> SHORT TASK
Reproduce the listing below word for word, with no pictures.

----------------

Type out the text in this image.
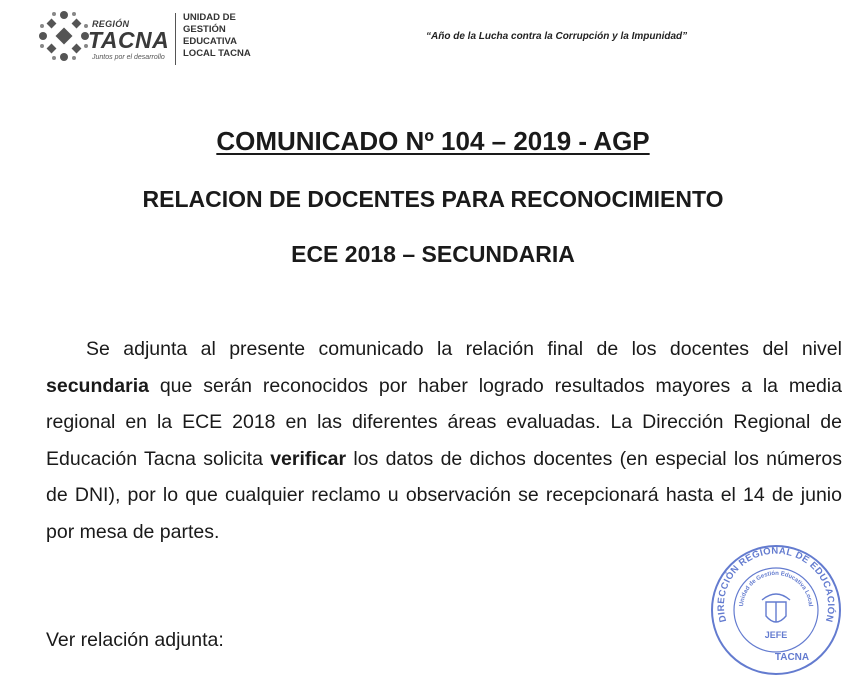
REGIÓN
TACNA
Juntos por el desarrollo
UNIDAD DE
GESTIÓN
EDUCATIVA
LOCAL TACNA
“Año de la Lucha contra la Corrupción y la Impunidad”
COMUNICADO Nº 104 – 2019 - AGP
RELACION DE DOCENTES PARA RECONOCIMIENTO
ECE 2018 – SECUNDARIA
Se adjunta al presente comunicado la relación final de los docentes del nivel secundaria que serán reconocidos por haber logrado resultados mayores a la media regional en la ECE 2018 en las diferentes áreas evaluadas. La Dirección Regional de Educación Tacna solicita verificar los datos de dichos docentes (en especial los números de DNI), por lo que cualquier reclamo u observación se recepcionará hasta el 14 de junio por mesa de partes.
Ver relación adjunta:
DIRECCIÓN REGIONAL DE EDUCACIÓN
Unidad de Gestión Educativa Local
JEFE
TACNA
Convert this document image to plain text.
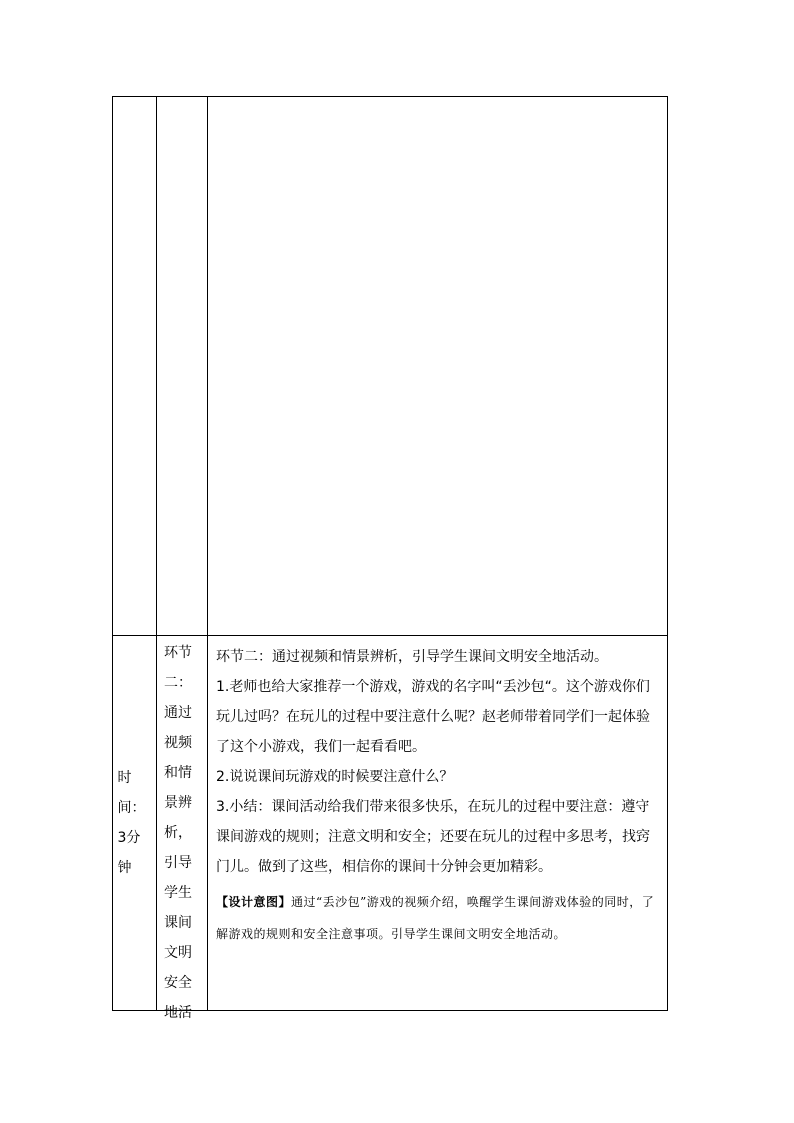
时间：3分钟	环节二：通过视频和情景辨析，引导学生课间文明安全地活	环节二：通过视频和情景辨析，引导学生课间文明安全地活动。

1.老师也给大家推荐一个游戏，游戏的名字叫“丢沙包“。这个游戏你们玩儿过吗？在玩儿的过程中要注意什么呢？赵老师带着同学们一起体验了这个小游戏，我们一起看看吧。

2.说说课间玩游戏的时候要注意什么？

3.小结：课间活动给我们带来很多快乐，在玩儿的过程中要注意：遵守课间游戏的规则；注意文明和安全；还要在玩儿的过程中多思考，找窍门儿。做到了这些，相信你的课间十分钟会更加精彩。

【设计意图】通过“丢沙包”游戏的视频介绍，唤醒学生课间游戏体验的同时，了解游戏的规则和安全注意事项。引导学生课间文明安全地活动。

----------------

> REPLY TO THE TASK
Type out the text in this image.
REGIÓN
TACNA
Juntos por el desarrollo
UNIDAD DE
GESTIÓN
EDUCATIVA
LOCAL TACNA
“Año de la Lucha contra la Corrupción y la Impunidad”
COMUNICADO Nº 104 – 2019 - AGP
RELACION DE DOCENTES PARA RECONOCIMIENTO
ECE 2018 – SECUNDARIA
Se adjunta al presente comunicado la relación final de los docentes del nivel secundaria que serán reconocidos por haber logrado resultados mayores a la media regional en la ECE 2018 en las diferentes áreas evaluadas. La Dirección Regional de Educación Tacna solicita verificar los datos de dichos docentes (en especial los números de DNI), por lo que cualquier reclamo u observación se recepcionará hasta el 14 de junio por mesa de partes.
Ver relación adjunta:
DIRECCIÓN REGIONAL DE EDUCACIÓN
Unidad de Gestión Educativa Local
JEFE
TACNA
Convert this document image to plain text.
时间：3分钟	环节二：通过视频和情景辨析，引导学生课间文明安全地活	环节二：通过视频和情景辨析，引导学生课间文明安全地活动。

1.老师也给大家推荐一个游戏，游戏的名字叫“丢沙包“。这个游戏你们玩儿过吗？在玩儿的过程中要注意什么呢？赵老师带着同学们一起体验了这个小游戏，我们一起看看吧。

2.说说课间玩游戏的时候要注意什么？

3.小结：课间活动给我们带来很多快乐，在玩儿的过程中要注意：遵守课间游戏的规则；注意文明和安全；还要在玩儿的过程中多思考，找窍门儿。做到了这些，相信你的课间十分钟会更加精彩。

【设计意图】通过“丢沙包”游戏的视频介绍，唤醒学生课间游戏体验的同时，了解游戏的规则和安全注意事项。引导学生课间文明安全地活动。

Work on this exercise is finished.